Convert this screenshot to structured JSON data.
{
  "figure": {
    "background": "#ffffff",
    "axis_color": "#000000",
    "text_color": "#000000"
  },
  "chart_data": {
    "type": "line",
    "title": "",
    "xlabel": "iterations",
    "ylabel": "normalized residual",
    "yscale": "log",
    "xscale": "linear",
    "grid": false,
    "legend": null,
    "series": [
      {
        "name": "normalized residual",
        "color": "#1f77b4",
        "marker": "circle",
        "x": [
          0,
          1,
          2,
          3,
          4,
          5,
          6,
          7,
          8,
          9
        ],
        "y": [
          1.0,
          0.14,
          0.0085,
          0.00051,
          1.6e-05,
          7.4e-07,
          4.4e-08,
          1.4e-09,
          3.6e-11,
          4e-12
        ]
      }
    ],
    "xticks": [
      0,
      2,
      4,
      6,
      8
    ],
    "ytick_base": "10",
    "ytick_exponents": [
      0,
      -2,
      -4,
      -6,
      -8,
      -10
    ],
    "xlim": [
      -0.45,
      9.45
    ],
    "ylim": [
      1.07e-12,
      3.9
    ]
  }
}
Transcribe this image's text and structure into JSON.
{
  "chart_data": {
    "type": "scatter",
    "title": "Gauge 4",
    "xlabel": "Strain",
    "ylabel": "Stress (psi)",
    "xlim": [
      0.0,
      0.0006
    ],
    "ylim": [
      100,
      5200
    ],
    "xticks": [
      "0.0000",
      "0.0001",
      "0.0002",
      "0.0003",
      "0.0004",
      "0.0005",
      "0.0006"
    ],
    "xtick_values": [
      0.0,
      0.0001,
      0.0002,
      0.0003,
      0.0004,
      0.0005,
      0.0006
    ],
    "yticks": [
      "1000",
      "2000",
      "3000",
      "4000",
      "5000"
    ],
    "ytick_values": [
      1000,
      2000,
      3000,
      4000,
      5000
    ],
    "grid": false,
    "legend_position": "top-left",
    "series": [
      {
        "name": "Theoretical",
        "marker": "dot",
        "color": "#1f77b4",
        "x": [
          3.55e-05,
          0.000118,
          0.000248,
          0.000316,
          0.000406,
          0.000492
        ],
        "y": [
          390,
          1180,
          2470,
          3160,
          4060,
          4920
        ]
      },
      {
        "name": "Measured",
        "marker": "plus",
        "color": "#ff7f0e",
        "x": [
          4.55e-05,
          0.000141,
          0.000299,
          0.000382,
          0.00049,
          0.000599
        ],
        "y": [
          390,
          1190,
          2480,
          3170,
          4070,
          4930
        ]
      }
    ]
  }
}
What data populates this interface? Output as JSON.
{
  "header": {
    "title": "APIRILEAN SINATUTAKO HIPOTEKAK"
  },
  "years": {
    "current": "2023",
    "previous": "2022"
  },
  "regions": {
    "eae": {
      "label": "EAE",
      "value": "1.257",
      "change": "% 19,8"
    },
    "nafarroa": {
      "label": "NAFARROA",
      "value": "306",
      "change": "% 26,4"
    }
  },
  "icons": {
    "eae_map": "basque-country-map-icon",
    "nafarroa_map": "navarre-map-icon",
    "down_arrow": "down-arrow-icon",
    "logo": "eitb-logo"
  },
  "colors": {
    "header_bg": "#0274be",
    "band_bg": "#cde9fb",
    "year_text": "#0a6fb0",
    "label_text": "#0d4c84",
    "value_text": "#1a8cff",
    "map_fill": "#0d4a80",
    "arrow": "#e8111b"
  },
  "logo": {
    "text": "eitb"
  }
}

|---|

## What you have to do
The records above are to be copied in full, exactly as written.

## Output for this exercise
Convert this screenshot to structured JSON data.
{
  "figure": {
    "background": "#ffffff",
    "axis_color": "#000000",
    "text_color": "#000000"
  },
  "chart_data": {
    "type": "line",
    "title": "",
    "xlabel": "iterations",
    "ylabel": "normalized residual",
    "yscale": "log",
    "xscale": "linear",
    "grid": false,
    "legend": null,
    "series": [
      {
        "name": "normalized residual",
        "color": "#1f77b4",
        "marker": "circle",
        "x": [
          0,
          1,
          2,
          3,
          4,
          5,
          6,
          7,
          8,
          9
        ],
        "y": [
          1.0,
          0.14,
          0.0085,
          0.00051,
          1.6e-05,
          7.4e-07,
          4.4e-08,
          1.4e-09,
          3.6e-11,
          4e-12
        ]
      }
    ],
    "xticks": [
      0,
      2,
      4,
      6,
      8
    ],
    "ytick_base": "10",
    "ytick_exponents": [
      0,
      -2,
      -4,
      -6,
      -8,
      -10
    ],
    "xlim": [
      -0.45,
      9.45
    ],
    "ylim": [
      1.07e-12,
      3.9
    ]
  }
}
Transcribe this image's text and structure into JSON.
{
  "chart_data": {
    "type": "scatter",
    "title": "Gauge 4",
    "xlabel": "Strain",
    "ylabel": "Stress (psi)",
    "xlim": [
      0.0,
      0.0006
    ],
    "ylim": [
      100,
      5200
    ],
    "xticks": [
      "0.0000",
      "0.0001",
      "0.0002",
      "0.0003",
      "0.0004",
      "0.0005",
      "0.0006"
    ],
    "xtick_values": [
      0.0,
      0.0001,
      0.0002,
      0.0003,
      0.0004,
      0.0005,
      0.0006
    ],
    "yticks": [
      "1000",
      "2000",
      "3000",
      "4000",
      "5000"
    ],
    "ytick_values": [
      1000,
      2000,
      3000,
      4000,
      5000
    ],
    "grid": false,
    "legend_position": "top-left",
    "series": [
      {
        "name": "Theoretical",
        "marker": "dot",
        "color": "#1f77b4",
        "x": [
          3.55e-05,
          0.000118,
          0.000248,
          0.000316,
          0.000406,
          0.000492
        ],
        "y": [
          390,
          1180,
          2470,
          3160,
          4060,
          4920
        ]
      },
      {
        "name": "Measured",
        "marker": "plus",
        "color": "#ff7f0e",
        "x": [
          4.55e-05,
          0.000141,
          0.000299,
          0.000382,
          0.00049,
          0.000599
        ],
        "y": [
          390,
          1190,
          2480,
          3170,
          4070,
          4930
        ]
      }
    ]
  }
}
What data populates this interface? Output as JSON.
{
  "header": {
    "title": "APIRILEAN SINATUTAKO HIPOTEKAK"
  },
  "years": {
    "current": "2023",
    "previous": "2022"
  },
  "regions": {
    "eae": {
      "label": "EAE",
      "value": "1.257",
      "change": "% 19,8"
    },
    "nafarroa": {
      "label": "NAFARROA",
      "value": "306",
      "change": "% 26,4"
    }
  },
  "icons": {
    "eae_map": "basque-country-map-icon",
    "nafarroa_map": "navarre-map-icon",
    "down_arrow": "down-arrow-icon",
    "logo": "eitb-logo"
  },
  "colors": {
    "header_bg": "#0274be",
    "band_bg": "#cde9fb",
    "year_text": "#0a6fb0",
    "label_text": "#0d4c84",
    "value_text": "#1a8cff",
    "map_fill": "#0d4a80",
    "arrow": "#e8111b"
  },
  "logo": {
    "text": "eitb"
  }
}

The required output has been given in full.